TEXT PROVIDED |
I've only started reading historical fiction over the past few years, and there is something magical about reading a book and escaping to a time gone by, knowing that much of what you are reading about has actually happened, that people have really through these circumstances. In this book, we are in India in the 1930's, something I didn't know a lot about prior to reading this book. However, Jefferies has done so much research for this book, it's easy to picture the country, the people, the setting so easily, it really comes to life on the page, and is just an explosion of colour and imagery from the first few pages.

I liked the character of Eliza. She isn't exactly new to India, since she spent much of her childhood there with her parents, but this visit is the first time she has been back to the country alone as an adult. Eliza is very sympathetic to the Indian people, especially the poorer people, and is keen to help in whatever way she can. She seems to think the Indian customs and traditions are quite outdated, barbaric and not something she feels she wants to adhere to, but of course, she must, despite the fact they aren't her beliefs or traditions. I liked that she was a strong-minded female, determined not to kowtow to more powerful men around her, and I think is what attracted Jay to her in the first place.

The love story between these two was beautifully written, and is a slow burner. We sense right from their first meeting that there is a spark between the two of them, but both know that being together seems an impossibility, especially due to the fact Jay is a Royal, and must marry an Indian woman if he is to provide legitimate heirs for his family. Jay was different to his family, keen to help the poorest in his region thanks to his irrigation project idea, and seems keen to protect Eliza from some of the most questionable people around her, particularly his brother's aide, Chatur. I was hopeful that the pair would get their happy ending, but it seemed to unlikely, and I did feel sorry for Jay as he did seem torn between customs and traditions, and his heart.

GIVEN REQUEST A |
Repeat the review word for word, in full.
The review and the entries have no connection to each other.

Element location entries
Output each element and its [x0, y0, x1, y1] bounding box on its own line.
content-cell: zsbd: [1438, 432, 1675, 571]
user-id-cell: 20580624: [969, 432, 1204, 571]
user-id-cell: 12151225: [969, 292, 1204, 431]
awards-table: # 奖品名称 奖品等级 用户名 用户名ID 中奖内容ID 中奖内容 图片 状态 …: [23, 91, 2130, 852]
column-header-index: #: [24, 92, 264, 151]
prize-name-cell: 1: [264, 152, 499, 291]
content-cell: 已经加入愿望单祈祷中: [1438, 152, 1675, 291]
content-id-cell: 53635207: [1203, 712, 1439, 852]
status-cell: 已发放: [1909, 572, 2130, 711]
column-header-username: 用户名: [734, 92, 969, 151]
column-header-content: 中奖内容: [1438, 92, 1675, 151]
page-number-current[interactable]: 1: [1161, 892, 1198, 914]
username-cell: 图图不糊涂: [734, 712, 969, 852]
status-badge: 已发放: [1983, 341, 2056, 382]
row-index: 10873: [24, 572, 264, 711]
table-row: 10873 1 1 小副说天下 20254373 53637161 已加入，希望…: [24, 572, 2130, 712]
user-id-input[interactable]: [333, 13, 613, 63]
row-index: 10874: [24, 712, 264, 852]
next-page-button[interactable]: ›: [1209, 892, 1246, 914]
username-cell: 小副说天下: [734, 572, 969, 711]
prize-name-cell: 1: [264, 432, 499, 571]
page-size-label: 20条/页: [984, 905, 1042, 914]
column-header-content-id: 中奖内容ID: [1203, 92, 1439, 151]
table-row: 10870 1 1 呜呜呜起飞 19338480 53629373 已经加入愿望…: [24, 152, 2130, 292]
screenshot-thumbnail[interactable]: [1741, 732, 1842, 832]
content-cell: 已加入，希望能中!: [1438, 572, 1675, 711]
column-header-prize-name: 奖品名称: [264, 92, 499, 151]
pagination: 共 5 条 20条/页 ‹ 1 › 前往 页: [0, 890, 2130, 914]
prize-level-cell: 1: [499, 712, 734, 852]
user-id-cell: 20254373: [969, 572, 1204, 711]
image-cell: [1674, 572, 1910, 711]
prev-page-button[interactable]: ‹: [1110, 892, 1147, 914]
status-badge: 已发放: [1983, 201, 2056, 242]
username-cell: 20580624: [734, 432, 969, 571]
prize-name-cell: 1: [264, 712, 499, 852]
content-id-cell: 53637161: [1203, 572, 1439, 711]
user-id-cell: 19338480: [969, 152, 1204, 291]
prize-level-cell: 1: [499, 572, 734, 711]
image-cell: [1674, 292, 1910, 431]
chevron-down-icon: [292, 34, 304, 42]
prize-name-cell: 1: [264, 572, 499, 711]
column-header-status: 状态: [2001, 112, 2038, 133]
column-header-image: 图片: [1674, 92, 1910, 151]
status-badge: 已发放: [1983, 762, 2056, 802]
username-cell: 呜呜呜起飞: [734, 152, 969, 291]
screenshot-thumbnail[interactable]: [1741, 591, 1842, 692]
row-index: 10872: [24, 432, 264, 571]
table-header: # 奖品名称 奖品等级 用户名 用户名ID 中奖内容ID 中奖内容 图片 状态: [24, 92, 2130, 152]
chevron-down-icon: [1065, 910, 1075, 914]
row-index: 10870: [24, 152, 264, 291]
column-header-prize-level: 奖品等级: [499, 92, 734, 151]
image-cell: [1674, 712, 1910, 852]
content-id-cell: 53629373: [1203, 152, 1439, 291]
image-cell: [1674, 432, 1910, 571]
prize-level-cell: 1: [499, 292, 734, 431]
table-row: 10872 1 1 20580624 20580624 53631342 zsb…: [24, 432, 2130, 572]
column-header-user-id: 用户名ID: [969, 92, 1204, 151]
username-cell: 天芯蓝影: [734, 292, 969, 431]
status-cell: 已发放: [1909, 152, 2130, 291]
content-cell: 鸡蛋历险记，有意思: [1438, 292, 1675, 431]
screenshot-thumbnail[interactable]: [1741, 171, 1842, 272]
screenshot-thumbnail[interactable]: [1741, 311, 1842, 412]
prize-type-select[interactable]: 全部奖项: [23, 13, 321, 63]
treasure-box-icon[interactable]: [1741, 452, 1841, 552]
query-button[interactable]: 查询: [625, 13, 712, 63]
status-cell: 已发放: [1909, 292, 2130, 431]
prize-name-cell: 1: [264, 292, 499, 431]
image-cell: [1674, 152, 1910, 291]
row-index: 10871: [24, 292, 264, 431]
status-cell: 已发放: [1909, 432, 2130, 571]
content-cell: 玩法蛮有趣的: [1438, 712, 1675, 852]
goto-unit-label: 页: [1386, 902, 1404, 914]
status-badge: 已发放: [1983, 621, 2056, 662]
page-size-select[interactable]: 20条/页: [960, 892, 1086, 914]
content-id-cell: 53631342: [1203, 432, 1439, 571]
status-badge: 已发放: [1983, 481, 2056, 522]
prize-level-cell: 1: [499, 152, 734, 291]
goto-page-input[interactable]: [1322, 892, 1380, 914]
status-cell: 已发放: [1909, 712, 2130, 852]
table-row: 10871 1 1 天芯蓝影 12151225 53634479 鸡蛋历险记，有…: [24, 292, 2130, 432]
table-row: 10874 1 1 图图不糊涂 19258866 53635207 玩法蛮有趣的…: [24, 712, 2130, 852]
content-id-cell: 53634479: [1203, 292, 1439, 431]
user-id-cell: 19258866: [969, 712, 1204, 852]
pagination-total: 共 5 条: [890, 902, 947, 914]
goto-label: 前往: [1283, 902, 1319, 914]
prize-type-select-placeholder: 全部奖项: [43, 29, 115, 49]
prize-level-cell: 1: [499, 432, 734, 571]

GIVEN REQUEST B |
Rewrite the entries from their first line up to and including the line with "image-cell: [1674, 292, 1910, 431]", swapping "content-cell" for "text-cell" and leaving everything else as it is. Give only those lines.

TASK SOLUTION A |
I've only started reading historical fiction over the past few years, and there is something magical about reading a book and escaping to a time gone by, knowing that much of what you are reading about has actually happened, that people have really through these circumstances. In this book, we are in India in the 1930's, something I didn't know a lot about prior to reading this book. However, Jefferies has done so much research for this book, it's easy to picture the country, the people, the setting so easily, it really comes to life on the page, and is just an explosion of colour and imagery from the first few pages.

I liked the character of Eliza. She isn't exactly new to India, since she spent much of her childhood there with her parents, but this visit is the first time she has been back to the country alone as an adult. Eliza is very sympathetic to the Indian people, especially the poorer people, and is keen to help in whatever way she can. She seems to think the Indian customs and traditions are quite outdated, barbaric and not something she feels she wants to adhere to, but of course, she must, despite the fact they aren't her beliefs or traditions. I liked that she was a strong-minded female, determined not to kowtow to more powerful men around her, and I think is what attracted Jay to her in the first place.

The love story between these two was beautifully written, and is a slow burner. We sense right from their first meeting that there is a spark between the two of them, but both know that being together seems an impossibility, especially due to the fact Jay is a Royal, and must marry an Indian woman if he is to provide legitimate heirs for his family. Jay was different to his family, keen to help the poorest in his region thanks to his irrigation project idea, and seems keen to protect Eliza from some of the most questionable people around her, particularly his brother's aide, Chatur. I was hopeful that the pair would get their happy ending, but it seemed to unlikely, and I did feel sorry for Jay as he did seem torn between customs and traditions, and his heart.

TASK SOLUTION B |
Output each element and its [x0, y0, x1, y1] bounding box on its own line.
text-cell: zsbd: [1438, 432, 1675, 571]
user-id-cell: 20580624: [969, 432, 1204, 571]
user-id-cell: 12151225: [969, 292, 1204, 431]
awards-table: # 奖品名称 奖品等级 用户名 用户名ID 中奖内容ID 中奖内容 图片 状态 …: [23, 91, 2130, 852]
column-header-index: #: [24, 92, 264, 151]
prize-name-cell: 1: [264, 152, 499, 291]
text-cell: 已经加入愿望单祈祷中: [1438, 152, 1675, 291]
content-id-cell: 53635207: [1203, 712, 1439, 852]
status-cell: 已发放: [1909, 572, 2130, 711]
column-header-username: 用户名: [734, 92, 969, 151]
column-header-content: 中奖内容: [1438, 92, 1675, 151]
page-number-current[interactable]: 1: [1161, 892, 1198, 914]
username-cell: 图图不糊涂: [734, 712, 969, 852]
status-badge: 已发放: [1983, 341, 2056, 382]
row-index: 10873: [24, 572, 264, 711]
table-row: 10873 1 1 小副说天下 20254373 53637161 已加入，希望…: [24, 572, 2130, 712]
user-id-input[interactable]: [333, 13, 613, 63]
row-index: 10874: [24, 712, 264, 852]
next-page-button[interactable]: ›: [1209, 892, 1246, 914]
username-cell: 小副说天下: [734, 572, 969, 711]
prize-name-cell: 1: [264, 432, 499, 571]
page-size-label: 20条/页: [984, 905, 1042, 914]
column-header-content-id: 中奖内容ID: [1203, 92, 1439, 151]
table-row: 10870 1 1 呜呜呜起飞 19338480 53629373 已经加入愿望…: [24, 152, 2130, 292]
screenshot-thumbnail[interactable]: [1741, 732, 1842, 832]
text-cell: 已加入，希望能中!: [1438, 572, 1675, 711]
column-header-prize-name: 奖品名称: [264, 92, 499, 151]
pagination: 共 5 条 20条/页 ‹ 1 › 前往 页: [0, 890, 2130, 914]
prize-level-cell: 1: [499, 712, 734, 852]
user-id-cell: 20254373: [969, 572, 1204, 711]
image-cell: [1674, 572, 1910, 711]
prev-page-button[interactable]: ‹: [1110, 892, 1147, 914]
status-badge: 已发放: [1983, 201, 2056, 242]
username-cell: 20580624: [734, 432, 969, 571]
prize-name-cell: 1: [264, 712, 499, 852]
content-id-cell: 53637161: [1203, 572, 1439, 711]
user-id-cell: 19338480: [969, 152, 1204, 291]
prize-level-cell: 1: [499, 572, 734, 711]
image-cell: [1674, 292, 1910, 431]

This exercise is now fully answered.